Collected data entries:
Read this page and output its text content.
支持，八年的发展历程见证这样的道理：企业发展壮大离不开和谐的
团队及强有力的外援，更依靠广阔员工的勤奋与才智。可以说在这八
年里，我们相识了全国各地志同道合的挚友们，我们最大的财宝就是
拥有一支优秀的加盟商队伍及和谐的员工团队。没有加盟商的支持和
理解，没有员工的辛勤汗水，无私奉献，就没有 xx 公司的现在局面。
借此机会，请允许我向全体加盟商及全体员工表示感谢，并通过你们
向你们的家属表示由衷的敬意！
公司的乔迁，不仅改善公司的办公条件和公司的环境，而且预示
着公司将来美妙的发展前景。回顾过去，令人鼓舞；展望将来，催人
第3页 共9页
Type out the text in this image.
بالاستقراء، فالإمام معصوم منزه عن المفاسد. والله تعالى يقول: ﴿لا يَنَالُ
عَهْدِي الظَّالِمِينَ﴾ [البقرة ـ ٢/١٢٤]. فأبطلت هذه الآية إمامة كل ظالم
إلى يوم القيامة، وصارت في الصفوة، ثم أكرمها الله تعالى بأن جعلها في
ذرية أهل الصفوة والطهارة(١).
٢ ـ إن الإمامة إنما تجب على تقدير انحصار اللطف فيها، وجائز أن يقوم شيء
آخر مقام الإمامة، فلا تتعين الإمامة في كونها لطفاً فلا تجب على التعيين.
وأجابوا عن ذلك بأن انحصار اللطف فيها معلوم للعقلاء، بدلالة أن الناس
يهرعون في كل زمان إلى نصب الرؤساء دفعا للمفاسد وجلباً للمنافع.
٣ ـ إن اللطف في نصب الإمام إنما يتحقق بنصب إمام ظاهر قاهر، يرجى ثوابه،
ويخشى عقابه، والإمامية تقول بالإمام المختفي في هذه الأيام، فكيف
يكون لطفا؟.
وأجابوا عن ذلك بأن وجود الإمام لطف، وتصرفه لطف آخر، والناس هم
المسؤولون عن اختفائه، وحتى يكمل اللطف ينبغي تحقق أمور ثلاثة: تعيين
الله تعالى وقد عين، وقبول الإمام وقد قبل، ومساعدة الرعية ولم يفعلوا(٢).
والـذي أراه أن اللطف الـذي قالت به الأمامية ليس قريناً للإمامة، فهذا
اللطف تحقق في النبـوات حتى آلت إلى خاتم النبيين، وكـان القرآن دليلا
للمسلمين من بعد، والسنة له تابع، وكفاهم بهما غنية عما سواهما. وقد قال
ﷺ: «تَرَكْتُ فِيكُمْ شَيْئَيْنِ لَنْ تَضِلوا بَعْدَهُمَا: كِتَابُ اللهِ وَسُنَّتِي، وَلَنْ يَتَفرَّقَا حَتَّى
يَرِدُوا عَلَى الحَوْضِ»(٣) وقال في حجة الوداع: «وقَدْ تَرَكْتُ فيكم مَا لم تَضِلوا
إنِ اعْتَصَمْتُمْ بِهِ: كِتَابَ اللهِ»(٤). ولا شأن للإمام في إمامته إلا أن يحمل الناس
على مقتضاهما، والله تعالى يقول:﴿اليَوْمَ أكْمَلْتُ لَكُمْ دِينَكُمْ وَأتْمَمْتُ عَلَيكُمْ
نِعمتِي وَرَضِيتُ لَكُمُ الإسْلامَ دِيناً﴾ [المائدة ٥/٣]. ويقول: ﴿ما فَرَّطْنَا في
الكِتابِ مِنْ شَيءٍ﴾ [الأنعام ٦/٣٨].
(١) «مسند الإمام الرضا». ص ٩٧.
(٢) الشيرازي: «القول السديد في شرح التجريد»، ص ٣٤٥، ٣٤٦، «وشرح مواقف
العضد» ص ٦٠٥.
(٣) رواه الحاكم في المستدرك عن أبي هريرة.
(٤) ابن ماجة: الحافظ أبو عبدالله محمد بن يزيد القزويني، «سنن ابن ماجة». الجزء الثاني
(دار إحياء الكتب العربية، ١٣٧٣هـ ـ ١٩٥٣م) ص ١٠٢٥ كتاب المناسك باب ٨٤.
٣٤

* **What is being asked**
Each entry is to be returned in full, character for character.

* **The response**
Read this page and output its text content.
支持，八年的发展历程见证这样的道理：企业发展壮大离不开和谐的
团队及强有力的外援，更依靠广阔员工的勤奋与才智。可以说在这八
年里，我们相识了全国各地志同道合的挚友们，我们最大的财宝就是
拥有一支优秀的加盟商队伍及和谐的员工团队。没有加盟商的支持和
理解，没有员工的辛勤汗水，无私奉献，就没有 xx 公司的现在局面。
借此机会，请允许我向全体加盟商及全体员工表示感谢，并通过你们
向你们的家属表示由衷的敬意！
公司的乔迁，不仅改善公司的办公条件和公司的环境，而且预示
着公司将来美妙的发展前景。回顾过去，令人鼓舞；展望将来，催人
第3页 共9页
Type out the text in this image.
بالاستقراء، فالإمام معصوم منزه عن المفاسد. والله تعالى يقول: ﴿لا يَنَالُ
عَهْدِي الظَّالِمِينَ﴾ [البقرة ـ ٢/١٢٤]. فأبطلت هذه الآية إمامة كل ظالم
إلى يوم القيامة، وصارت في الصفوة، ثم أكرمها الله تعالى بأن جعلها في
ذرية أهل الصفوة والطهارة(١).
٢ ـ إن الإمامة إنما تجب على تقدير انحصار اللطف فيها، وجائز أن يقوم شيء
آخر مقام الإمامة، فلا تتعين الإمامة في كونها لطفاً فلا تجب على التعيين.
وأجابوا عن ذلك بأن انحصار اللطف فيها معلوم للعقلاء، بدلالة أن الناس
يهرعون في كل زمان إلى نصب الرؤساء دفعا للمفاسد وجلباً للمنافع.
٣ ـ إن اللطف في نصب الإمام إنما يتحقق بنصب إمام ظاهر قاهر، يرجى ثوابه،
ويخشى عقابه، والإمامية تقول بالإمام المختفي في هذه الأيام، فكيف
يكون لطفا؟.
وأجابوا عن ذلك بأن وجود الإمام لطف، وتصرفه لطف آخر، والناس هم
المسؤولون عن اختفائه، وحتى يكمل اللطف ينبغي تحقق أمور ثلاثة: تعيين
الله تعالى وقد عين، وقبول الإمام وقد قبل، ومساعدة الرعية ولم يفعلوا(٢).
والـذي أراه أن اللطف الـذي قالت به الأمامية ليس قريناً للإمامة، فهذا
اللطف تحقق في النبـوات حتى آلت إلى خاتم النبيين، وكـان القرآن دليلا
للمسلمين من بعد، والسنة له تابع، وكفاهم بهما غنية عما سواهما. وقد قال
ﷺ: «تَرَكْتُ فِيكُمْ شَيْئَيْنِ لَنْ تَضِلوا بَعْدَهُمَا: كِتَابُ اللهِ وَسُنَّتِي، وَلَنْ يَتَفرَّقَا حَتَّى
يَرِدُوا عَلَى الحَوْضِ»(٣) وقال في حجة الوداع: «وقَدْ تَرَكْتُ فيكم مَا لم تَضِلوا
إنِ اعْتَصَمْتُمْ بِهِ: كِتَابَ اللهِ»(٤). ولا شأن للإمام في إمامته إلا أن يحمل الناس
على مقتضاهما، والله تعالى يقول:﴿اليَوْمَ أكْمَلْتُ لَكُمْ دِينَكُمْ وَأتْمَمْتُ عَلَيكُمْ
نِعمتِي وَرَضِيتُ لَكُمُ الإسْلامَ دِيناً﴾ [المائدة ٥/٣]. ويقول: ﴿ما فَرَّطْنَا في
الكِتابِ مِنْ شَيءٍ﴾ [الأنعام ٦/٣٨].
(١) «مسند الإمام الرضا». ص ٩٧.
(٢) الشيرازي: «القول السديد في شرح التجريد»، ص ٣٤٥، ٣٤٦، «وشرح مواقف
العضد» ص ٦٠٥.
(٣) رواه الحاكم في المستدرك عن أبي هريرة.
(٤) ابن ماجة: الحافظ أبو عبدالله محمد بن يزيد القزويني، «سنن ابن ماجة». الجزء الثاني
(دار إحياء الكتب العربية، ١٣٧٣هـ ـ ١٩٥٣م) ص ١٠٢٥ كتاب المناسك باب ٨٤.
٣٤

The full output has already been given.